Please give the entries again in full and exactly, without any picture.

Dataset items
>> start
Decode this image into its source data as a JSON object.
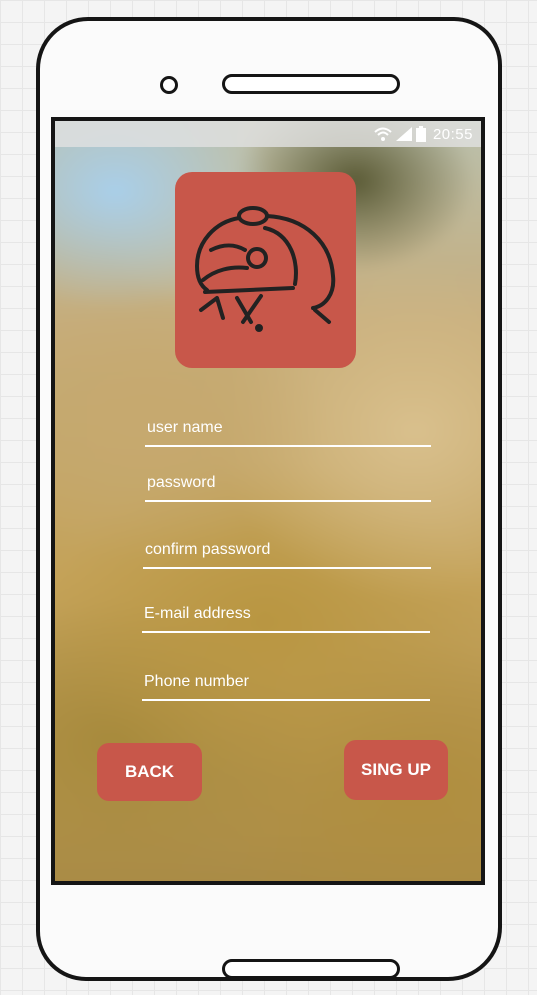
{
  "status_bar": {
    "time": "20:55",
    "icons": [
      "wifi-icon",
      "signal-icon",
      "battery-icon"
    ]
  },
  "logo": {
    "icon": "mascot-logo-icon",
    "color": "#c8574a"
  },
  "form": {
    "username": {
      "value": "",
      "placeholder": "user name"
    },
    "password": {
      "value": "",
      "placeholder": "password"
    },
    "confirm_password": {
      "value": "",
      "placeholder": "confirm password"
    },
    "email": {
      "value": "",
      "placeholder": "E-mail address"
    },
    "phone": {
      "value": "",
      "placeholder": "Phone number"
    }
  },
  "buttons": {
    "back_label": "BACK",
    "signup_label": "SING UP",
    "color": "#c8574a"
  }
}
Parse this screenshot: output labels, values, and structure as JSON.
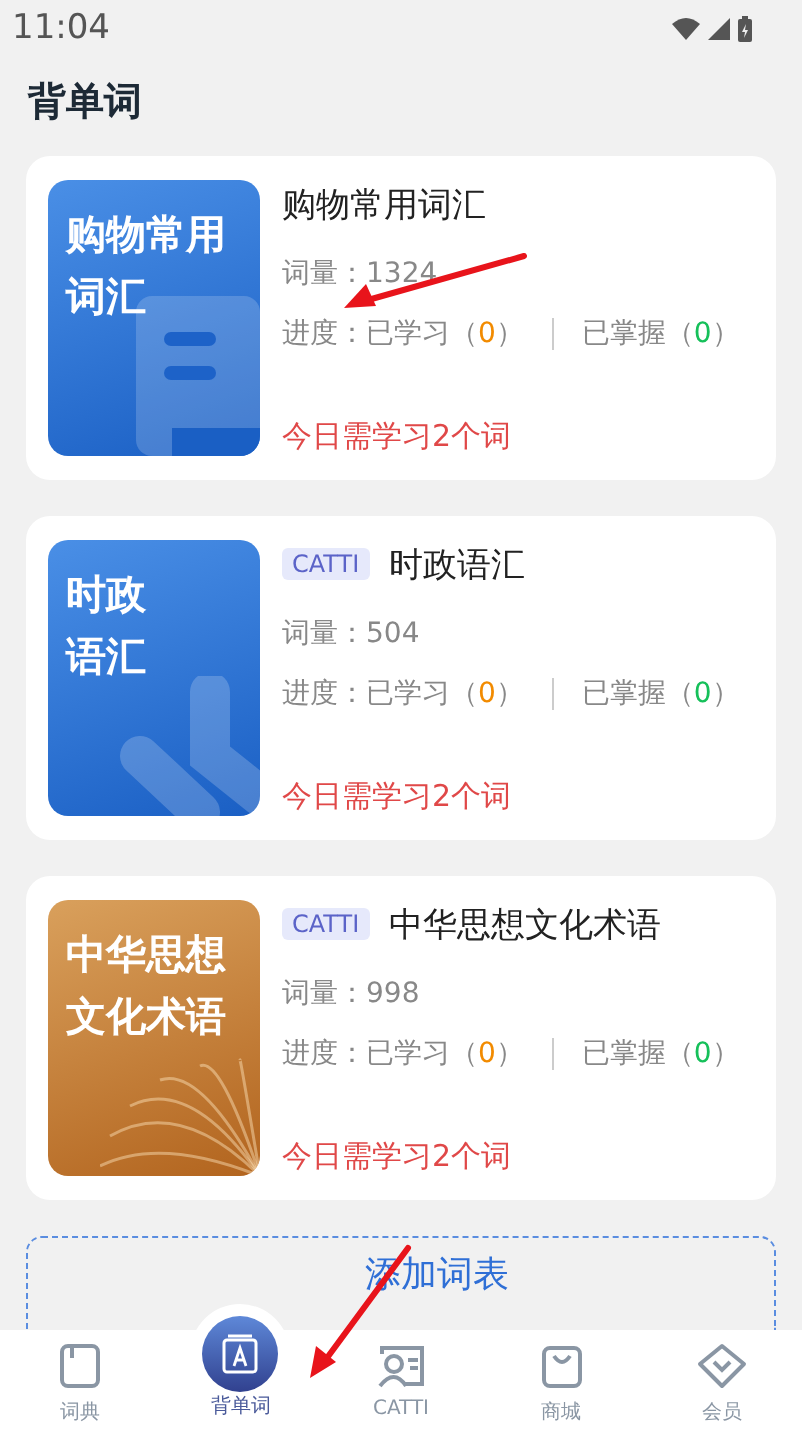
{
  "status_bar": {
    "time": "11:04"
  },
  "title": "背单词",
  "books": [
    {
      "kind": "document",
      "cover_lines": [
        "购物常用",
        "词汇"
      ],
      "name": "购物常用词汇",
      "count": "词量：1324",
      "progress_label": "进度：",
      "learned_label": "已学习（",
      "learned_count": "0",
      "learned_close": "）",
      "mastered_label": "已掌握（",
      "mastered_count": "0",
      "mastered_close": "）",
      "today": "今日需学习2个词"
    },
    {
      "kind": "ribbon",
      "tag": "CATTI",
      "cover_lines": [
        "时政",
        "语汇"
      ],
      "name": "时政语汇",
      "count": "词量：504",
      "progress_label": "进度：",
      "learned_label": "已学习（",
      "learned_count": "0",
      "learned_close": "）",
      "mastered_label": "已掌握（",
      "mastered_count": "0",
      "mastered_close": "）",
      "today": "今日需学习2个词"
    },
    {
      "kind": "book",
      "tag": "CATTI",
      "cover_lines": [
        "中华思想",
        "文化术语"
      ],
      "name": "中华思想文化术语",
      "count": "词量：998",
      "progress_label": "进度：",
      "learned_label": "已学习（",
      "learned_count": "0",
      "learned_close": "）",
      "mastered_label": "已掌握（",
      "mastered_count": "0",
      "mastered_close": "）",
      "today": "今日需学习2个词"
    }
  ],
  "add_button": "添加词表",
  "tabs": [
    {
      "kind": "dictionary",
      "label": "词典",
      "selected": false
    },
    {
      "kind": "vocabulary",
      "label": "背单词",
      "selected": true
    },
    {
      "kind": "catti",
      "label": "CATTI",
      "selected": false
    },
    {
      "kind": "shop",
      "label": "商城",
      "selected": false
    },
    {
      "kind": "member",
      "label": "会员",
      "selected": false
    }
  ]
}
>> end
**The answer:**
Decode this image into its source data as a JSON object.
{
  "status_bar": {
    "time": "20:55",
    "icons": [
      "wifi-icon",
      "signal-icon",
      "battery-icon"
    ]
  },
  "logo": {
    "icon": "mascot-logo-icon",
    "color": "#c8574a"
  },
  "form": {
    "username": {
      "value": "",
      "placeholder": "user name"
    },
    "password": {
      "value": "",
      "placeholder": "password"
    },
    "confirm_password": {
      "value": "",
      "placeholder": "confirm password"
    },
    "email": {
      "value": "",
      "placeholder": "E-mail address"
    },
    "phone": {
      "value": "",
      "placeholder": "Phone number"
    }
  },
  "buttons": {
    "back_label": "BACK",
    "signup_label": "SING UP",
    "color": "#c8574a"
  }
}
Parse this screenshot: output labels, values, and structure as JSON.
{
  "status_bar": {
    "time": "11:04"
  },
  "title": "背单词",
  "books": [
    {
      "kind": "document",
      "cover_lines": [
        "购物常用",
        "词汇"
      ],
      "name": "购物常用词汇",
      "count": "词量：1324",
      "progress_label": "进度：",
      "learned_label": "已学习（",
      "learned_count": "0",
      "learned_close": "）",
      "mastered_label": "已掌握（",
      "mastered_count": "0",
      "mastered_close": "）",
      "today": "今日需学习2个词"
    },
    {
      "kind": "ribbon",
      "tag": "CATTI",
      "cover_lines": [
        "时政",
        "语汇"
      ],
      "name": "时政语汇",
      "count": "词量：504",
      "progress_label": "进度：",
      "learned_label": "已学习（",
      "learned_count": "0",
      "learned_close": "）",
      "mastered_label": "已掌握（",
      "mastered_count": "0",
      "mastered_close": "）",
      "today": "今日需学习2个词"
    },
    {
      "kind": "book",
      "tag": "CATTI",
      "cover_lines": [
        "中华思想",
        "文化术语"
      ],
      "name": "中华思想文化术语",
      "count": "词量：998",
      "progress_label": "进度：",
      "learned_label": "已学习（",
      "learned_count": "0",
      "learned_close": "）",
      "mastered_label": "已掌握（",
      "mastered_count": "0",
      "mastered_close": "）",
      "today": "今日需学习2个词"
    }
  ],
  "add_button": "添加词表",
  "tabs": [
    {
      "kind": "dictionary",
      "label": "词典",
      "selected": false
    },
    {
      "kind": "vocabulary",
      "label": "背单词",
      "selected": true
    },
    {
      "kind": "catti",
      "label": "CATTI",
      "selected": false
    },
    {
      "kind": "shop",
      "label": "商城",
      "selected": false
    },
    {
      "kind": "member",
      "label": "会员",
      "selected": false
    }
  ]
}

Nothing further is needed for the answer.